» **Your objective**: Leave the pictures out, and retype all of the material exactly as written.
start
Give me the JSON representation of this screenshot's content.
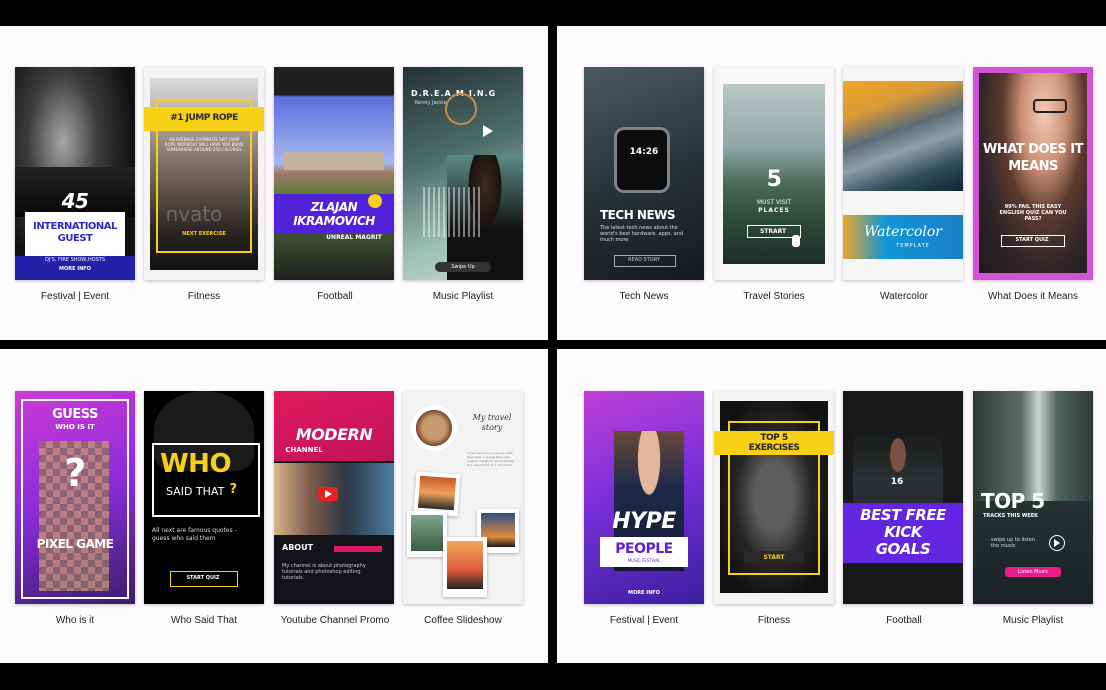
{
  "panels": {
    "top_left": {
      "captions": [
        "Festival | Event",
        "Fitness",
        "Football",
        "Music Playlist"
      ],
      "festival": {
        "number": "45",
        "title": "INTERNATIONAL GUEST",
        "subtitle": "DJ'S, FIRE SHOW,HOSTS",
        "cta": "MORE INFO"
      },
      "fitness": {
        "title": "#1 JUMP ROPE",
        "body": "AN AVERAGE 10-MINUTE SKIT JUMP ROPE WORKOUT WILL HAVE YOU BURN SOMEWHERE AROUND 250 CALORIES",
        "watermark": "nvato",
        "cta": "NEXT EXERCISE"
      },
      "football": {
        "title": "ZLAJAN IKRAMOVICH",
        "subtitle": "UNREAL MAGRIT"
      },
      "music": {
        "title": "D.R.E.A.M.I.N.G",
        "artist": "Kenny Jackie",
        "cta": "Swipe Up"
      }
    },
    "top_right": {
      "captions": [
        "Tech News",
        "Travel Stories",
        "Watercolor",
        "What Does it Means"
      ],
      "tech": {
        "time": "14:26",
        "title": "TECH NEWS",
        "body": "The latest tech news about the world's best hardware, apps, and much more",
        "cta": "READ STORY"
      },
      "travel": {
        "number": "5",
        "line1": "MUST VISIT",
        "line2": "PLACES",
        "cta": "STRART"
      },
      "watercolor": {
        "title": "Watercolor",
        "subtitle": "TEMPLATE"
      },
      "what": {
        "title": "WHAT DOES IT MEANS",
        "body": "99% FAIL THIS EASY ENGLISH QUIZ CAN YOU PASS?",
        "cta": "START QUIZ"
      }
    },
    "bottom_left": {
      "captions": [
        "Who is it",
        "Who Said That",
        "Youtube Channel Promo",
        "Coffee Slideshow"
      ],
      "who_is": {
        "line1": "GUESS",
        "line2": "WHO IS IT",
        "title": "PIXEL GAME"
      },
      "who_said": {
        "big": "WHO",
        "small": "SAID THAT",
        "q": "?",
        "body": "All next are famous quotes - guess who said them",
        "cta": "START QUIZ"
      },
      "youtube": {
        "title": "MODERN",
        "subtitle": "CHANNEL",
        "about": "ABOUT",
        "body": "My channel is about photography tutorials and photoshop editing tutorials."
      },
      "coffee": {
        "title": "My travel story",
        "body": "Lorem ipsum is a pseudo-Latin text used in typography and graphic design to demonstrate the visual form of a document"
      }
    },
    "bottom_right": {
      "captions": [
        "Festival | Event",
        "Fitness",
        "Football",
        "Music Playlist"
      ],
      "hype": {
        "title": "HYPE",
        "people": "PEOPLE",
        "sub": "MUSIC FESTIVAL",
        "cta": "MORE INFO"
      },
      "fitness": {
        "title": "TOP 5 EXERCISES",
        "cta": "START"
      },
      "football": {
        "title": "BEST FREE KICK GOALS",
        "number": "16"
      },
      "music": {
        "title": "TOP 5",
        "subtitle": "TRACKS THIS WEEK",
        "body": "swipe up to listen the music",
        "cta": "Listen Music"
      }
    }
  },
  "colors": {
    "panel": "#fdfbfe",
    "purple": "#5b21d6",
    "magenta": "#d03bd6",
    "yellow": "#f7d117",
    "pink": "#e0195e"
  }
}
end
» **Answer for the task**:
Give me the JSON representation of this screenshot's content.
{
  "panels": {
    "top_left": {
      "captions": [
        "Festival | Event",
        "Fitness",
        "Football",
        "Music Playlist"
      ],
      "festival": {
        "number": "45",
        "title": "INTERNATIONAL GUEST",
        "subtitle": "DJ'S, FIRE SHOW,HOSTS",
        "cta": "MORE INFO"
      },
      "fitness": {
        "title": "#1 JUMP ROPE",
        "body": "AN AVERAGE 10-MINUTE SKIT JUMP ROPE WORKOUT WILL HAVE YOU BURN SOMEWHERE AROUND 250 CALORIES",
        "watermark": "nvato",
        "cta": "NEXT EXERCISE"
      },
      "football": {
        "title": "ZLAJAN IKRAMOVICH",
        "subtitle": "UNREAL MAGRIT"
      },
      "music": {
        "title": "D.R.E.A.M.I.N.G",
        "artist": "Kenny Jackie",
        "cta": "Swipe Up"
      }
    },
    "top_right": {
      "captions": [
        "Tech News",
        "Travel Stories",
        "Watercolor",
        "What Does it Means"
      ],
      "tech": {
        "time": "14:26",
        "title": "TECH NEWS",
        "body": "The latest tech news about the world's best hardware, apps, and much more",
        "cta": "READ STORY"
      },
      "travel": {
        "number": "5",
        "line1": "MUST VISIT",
        "line2": "PLACES",
        "cta": "STRART"
      },
      "watercolor": {
        "title": "Watercolor",
        "subtitle": "TEMPLATE"
      },
      "what": {
        "title": "WHAT DOES IT MEANS",
        "body": "99% FAIL THIS EASY ENGLISH QUIZ CAN YOU PASS?",
        "cta": "START QUIZ"
      }
    },
    "bottom_left": {
      "captions": [
        "Who is it",
        "Who Said That",
        "Youtube Channel Promo",
        "Coffee Slideshow"
      ],
      "who_is": {
        "line1": "GUESS",
        "line2": "WHO IS IT",
        "title": "PIXEL GAME"
      },
      "who_said": {
        "big": "WHO",
        "small": "SAID THAT",
        "q": "?",
        "body": "All next are famous quotes - guess who said them",
        "cta": "START QUIZ"
      },
      "youtube": {
        "title": "MODERN",
        "subtitle": "CHANNEL",
        "about": "ABOUT",
        "body": "My channel is about photography tutorials and photoshop editing tutorials."
      },
      "coffee": {
        "title": "My travel story",
        "body": "Lorem ipsum is a pseudo-Latin text used in typography and graphic design to demonstrate the visual form of a document"
      }
    },
    "bottom_right": {
      "captions": [
        "Festival | Event",
        "Fitness",
        "Football",
        "Music Playlist"
      ],
      "hype": {
        "title": "HYPE",
        "people": "PEOPLE",
        "sub": "MUSIC FESTIVAL",
        "cta": "MORE INFO"
      },
      "fitness": {
        "title": "TOP 5 EXERCISES",
        "cta": "START"
      },
      "football": {
        "title": "BEST FREE KICK GOALS",
        "number": "16"
      },
      "music": {
        "title": "TOP 5",
        "subtitle": "TRACKS THIS WEEK",
        "body": "swipe up to listen the music",
        "cta": "Listen Music"
      }
    }
  },
  "colors": {
    "panel": "#fdfbfe",
    "purple": "#5b21d6",
    "magenta": "#d03bd6",
    "yellow": "#f7d117",
    "pink": "#e0195e"
  }
}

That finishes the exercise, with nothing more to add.